Make an exact copy of the data below, leaving out every picture.

→ **Data shown**
§ §
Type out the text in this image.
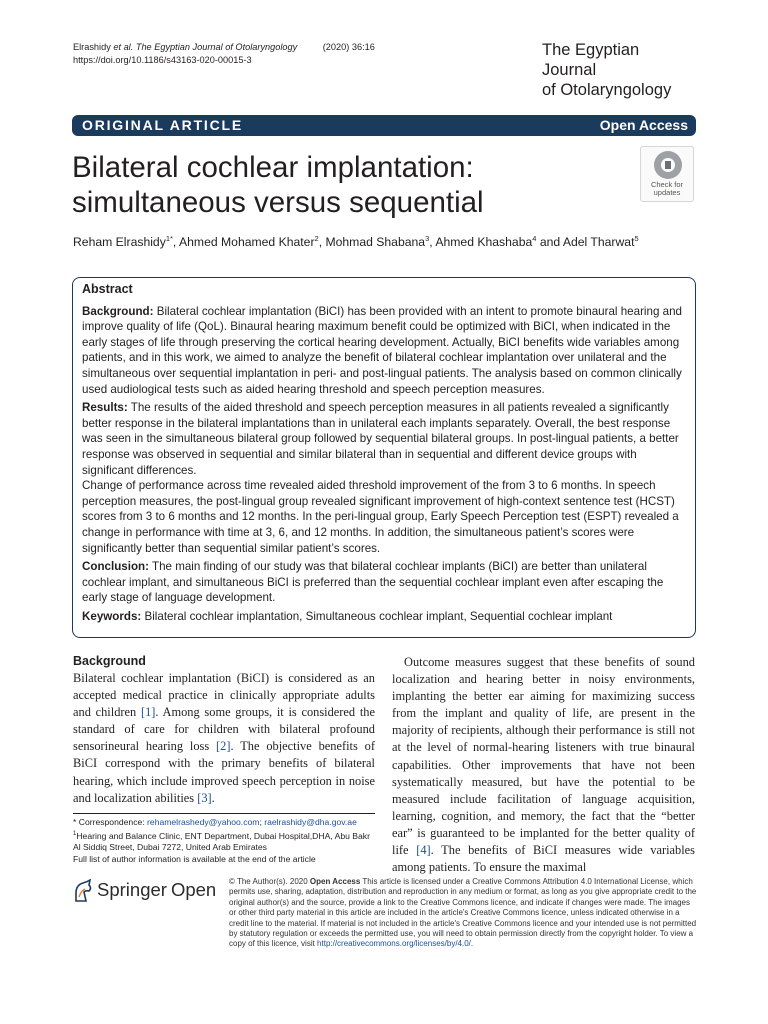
Elrashidy et al. The Egyptian Journal of Otolaryngology	(2020) 36:16
https://doi.org/10.1186/s43163-020-00015-3
The Egyptian Journal
of Otolaryngology
ORIGINAL ARTICLE	Open Access
Bilateral cochlear implantation:
simultaneous versus sequential
Check for
updates
Reham Elrashidy$^{1*}$, Ahmed Mohamed Khater$^2$, Mohmad Shabana$^3$, Ahmed Khashaba$^4$ and Adel Tharwat$^5$
Abstract

Background: Bilateral cochlear implantation (BiCI) has been provided with an intent to promote binaural hearing and improve quality of life (QoL). Binaural hearing maximum benefit could be optimized with BiCI, when indicated in the early stages of life through preserving the cortical hearing development. Actually, BiCI benefits wide variables among patients, and in this work, we aimed to analyze the benefit of bilateral cochlear implantation over unilateral and the simultaneous over sequential implantation in peri- and post-lingual patients. The analysis based on common clinically used audiological tests such as aided hearing threshold and speech perception measures.

Results: The results of the aided threshold and speech perception measures in all patients revealed a significantly better response in the bilateral implantations than in unilateral each implants separately. Overall, the best response was seen in the simultaneous bilateral group followed by sequential bilateral groups. In post-lingual patients, a better response was observed in sequential and similar bilateral than in sequential and different device groups with significant differences.

Change of performance across time revealed aided threshold improvement of the from 3 to 6 months. In speech perception measures, the post-lingual group revealed significant improvement of high-context sentence test (HCST) scores from 3 to 6 months and 12 months. In the peri-lingual group, Early Speech Perception test (ESPT) revealed a change in performance with time at 3, 6, and 12 months. In addition, the simultaneous patient’s scores were significantly better than sequential similar patient’s scores.

Conclusion: The main finding of our study was that bilateral cochlear implants (BiCI) are better than unilateral cochlear implant, and simultaneous BiCI is preferred than the sequential cochlear implant even after escaping the early stage of language development.

Keywords: Bilateral cochlear implantation, Simultaneous cochlear implant, Sequential cochlear implant

Background

Bilateral cochlear implantation (BiCI) is considered as an accepted medical practice in clinically appropriate adults and children [1]. Among some groups, it is considered the standard of care for children with bilateral profound sensorineural hearing loss [2]. The objective benefits of BiCI correspond with the primary benefits of bilateral hearing, which include improved speech perception in noise and localization abilities [3].

Outcome measures suggest that these benefits of sound localization and hearing better in noisy environments, implanting the better ear aiming for maximizing success from the implant and quality of life, are present in the majority of recipients, although their performance is still not at the level of normal-hearing listeners with true binaural capabilities. Other improvements that have not been systematically measured, but have the potential to be measured include facilitation of language acquisition, learning, cognition, and memory, the fact that the “better ear” is guaranteed to be implanted for the better quality of life [4]. The benefits of BiCI measures wide variables among patients. To ensure the maximal

* Correspondence: rehamelrashedy@yahoo.com; raelrashidy@dha.gov.ae
$^1$Hearing and Balance Clinic, ENT Department, Dubai Hospital,DHA, Abu Bakr Al Siddiq Street, Dubai 7272, United Arab Emirates
Full list of author information is available at the end of the article
Springer Open © The Author(s). 2020 Open Access This article is licensed under a Creative Commons Attribution 4.0 International License, which permits use, sharing, adaptation, distribution and reproduction in any medium or format, as long as you give appropriate credit to the original author(s) and the source, provide a link to the Creative Commons licence, and indicate if changes were made. The images or other third party material in this article are included in the article's Creative Commons licence, unless indicated otherwise in a credit line to the material. If material is not included in the article's Creative Commons licence and your intended use is not permitted by statutory regulation or exceeds the permitted use, you will need to obtain permission directly from the copyright holder. To view a copy of this licence, visit http://creativecommons.org/licenses/by/4.0/.
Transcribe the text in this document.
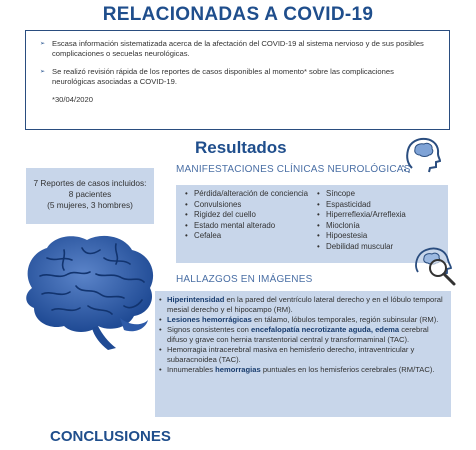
RELACIONADAS A COVID-19
➢ Escasa información sistematizada acerca de la afectación del COVID-19 al sistema nervioso y de sus posibles complicaciones o secuelas neurológicas.
➢ Se realizó revisión rápida de los reportes de casos disponibles al momento* sobre las complicaciones neurológicas asociadas a COVID-19.
*30/04/2020
Resultados
7 Reportes de casos incluidos:
8 pacientes
(5 mujeres, 3 hombres)
MANIFESTACIONES CLÍNICAS NEUROLÓGICAS
• Pérdida/alteración de conciencia
• Convulsiones
• Rigidez del cuello
• Estado mental alterado
• Cefalea
• Síncope
• Espasticidad
• Hiperreflexia/Arreflexia
• Mioclonía
• Hipoestesia
• Debilidad muscular
HALLAZGOS EN IMÁGENES
• Hiperintensidad en la pared del ventrículo lateral derecho y en el lóbulo temporal mesial derecho y el hipocampo (RM).
• Lesiones hemorrágicas en tálamo, lóbulos temporales, región subinsular (RM).
• Signos consistentes con encefalopatía necrotizante aguda, edema cerebral difuso y grave con hernia transtentorial central y transformaminal (TAC).
• Hemorragia intracerebral masiva en hemisferio derecho, intraventricular y subaracnoidea (TAC).
• Innumerables hemorragias puntuales en los hemisferios cerebrales (RM/TAC).
CONCLUSIONES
§ §
→ **Answer**
Type out the text in this image.
Elrashidy et al. The Egyptian Journal of Otolaryngology	(2020) 36:16
https://doi.org/10.1186/s43163-020-00015-3
The Egyptian Journal
of Otolaryngology
ORIGINAL ARTICLE	Open Access
Bilateral cochlear implantation:
simultaneous versus sequential
Check for
updates
Reham Elrashidy$^{1*}$, Ahmed Mohamed Khater$^2$, Mohmad Shabana$^3$, Ahmed Khashaba$^4$ and Adel Tharwat$^5$
Abstract

Background: Bilateral cochlear implantation (BiCI) has been provided with an intent to promote binaural hearing and improve quality of life (QoL). Binaural hearing maximum benefit could be optimized with BiCI, when indicated in the early stages of life through preserving the cortical hearing development. Actually, BiCI benefits wide variables among patients, and in this work, we aimed to analyze the benefit of bilateral cochlear implantation over unilateral and the simultaneous over sequential implantation in peri- and post-lingual patients. The analysis based on common clinically used audiological tests such as aided hearing threshold and speech perception measures.

Results: The results of the aided threshold and speech perception measures in all patients revealed a significantly better response in the bilateral implantations than in unilateral each implants separately. Overall, the best response was seen in the simultaneous bilateral group followed by sequential bilateral groups. In post-lingual patients, a better response was observed in sequential and similar bilateral than in sequential and different device groups with significant differences.

Change of performance across time revealed aided threshold improvement of the from 3 to 6 months. In speech perception measures, the post-lingual group revealed significant improvement of high-context sentence test (HCST) scores from 3 to 6 months and 12 months. In the peri-lingual group, Early Speech Perception test (ESPT) revealed a change in performance with time at 3, 6, and 12 months. In addition, the simultaneous patient’s scores were significantly better than sequential similar patient’s scores.

Conclusion: The main finding of our study was that bilateral cochlear implants (BiCI) are better than unilateral cochlear implant, and simultaneous BiCI is preferred than the sequential cochlear implant even after escaping the early stage of language development.

Keywords: Bilateral cochlear implantation, Simultaneous cochlear implant, Sequential cochlear implant

Background

Bilateral cochlear implantation (BiCI) is considered as an accepted medical practice in clinically appropriate adults and children [1]. Among some groups, it is considered the standard of care for children with bilateral profound sensorineural hearing loss [2]. The objective benefits of BiCI correspond with the primary benefits of bilateral hearing, which include improved speech perception in noise and localization abilities [3].

Outcome measures suggest that these benefits of sound localization and hearing better in noisy environments, implanting the better ear aiming for maximizing success from the implant and quality of life, are present in the majority of recipients, although their performance is still not at the level of normal-hearing listeners with true binaural capabilities. Other improvements that have not been systematically measured, but have the potential to be measured include facilitation of language acquisition, learning, cognition, and memory, the fact that the “better ear” is guaranteed to be implanted for the better quality of life [4]. The benefits of BiCI measures wide variables among patients. To ensure the maximal

* Correspondence: rehamelrashedy@yahoo.com; raelrashidy@dha.gov.ae
$^1$Hearing and Balance Clinic, ENT Department, Dubai Hospital,DHA, Abu Bakr Al Siddiq Street, Dubai 7272, United Arab Emirates
Full list of author information is available at the end of the article
Springer Open © The Author(s). 2020 Open Access This article is licensed under a Creative Commons Attribution 4.0 International License, which permits use, sharing, adaptation, distribution and reproduction in any medium or format, as long as you give appropriate credit to the original author(s) and the source, provide a link to the Creative Commons licence, and indicate if changes were made. The images or other third party material in this article are included in the article's Creative Commons licence, unless indicated otherwise in a credit line to the material. If material is not included in the article's Creative Commons licence and your intended use is not permitted by statutory regulation or exceeds the permitted use, you will need to obtain permission directly from the copyright holder. To view a copy of this licence, visit http://creativecommons.org/licenses/by/4.0/.
Transcribe the text in this document.
RELACIONADAS A COVID-19
➢ Escasa información sistematizada acerca de la afectación del COVID-19 al sistema nervioso y de sus posibles complicaciones o secuelas neurológicas.
➢ Se realizó revisión rápida de los reportes de casos disponibles al momento* sobre las complicaciones neurológicas asociadas a COVID-19.
*30/04/2020
Resultados
7 Reportes de casos incluidos:
8 pacientes
(5 mujeres, 3 hombres)
MANIFESTACIONES CLÍNICAS NEUROLÓGICAS
• Pérdida/alteración de conciencia
• Convulsiones
• Rigidez del cuello
• Estado mental alterado
• Cefalea
• Síncope
• Espasticidad
• Hiperreflexia/Arreflexia
• Mioclonía
• Hipoestesia
• Debilidad muscular
HALLAZGOS EN IMÁGENES
• Hiperintensidad en la pared del ventrículo lateral derecho y en el lóbulo temporal mesial derecho y el hipocampo (RM).
• Lesiones hemorrágicas en tálamo, lóbulos temporales, región subinsular (RM).
• Signos consistentes con encefalopatía necrotizante aguda, edema cerebral difuso y grave con hernia transtentorial central y transformaminal (TAC).
• Hemorragia intracerebral masiva en hemisferio derecho, intraventricular y subaracnoidea (TAC).
• Innumerables hemorragias puntuales en los hemisferios cerebrales (RM/TAC).
CONCLUSIONES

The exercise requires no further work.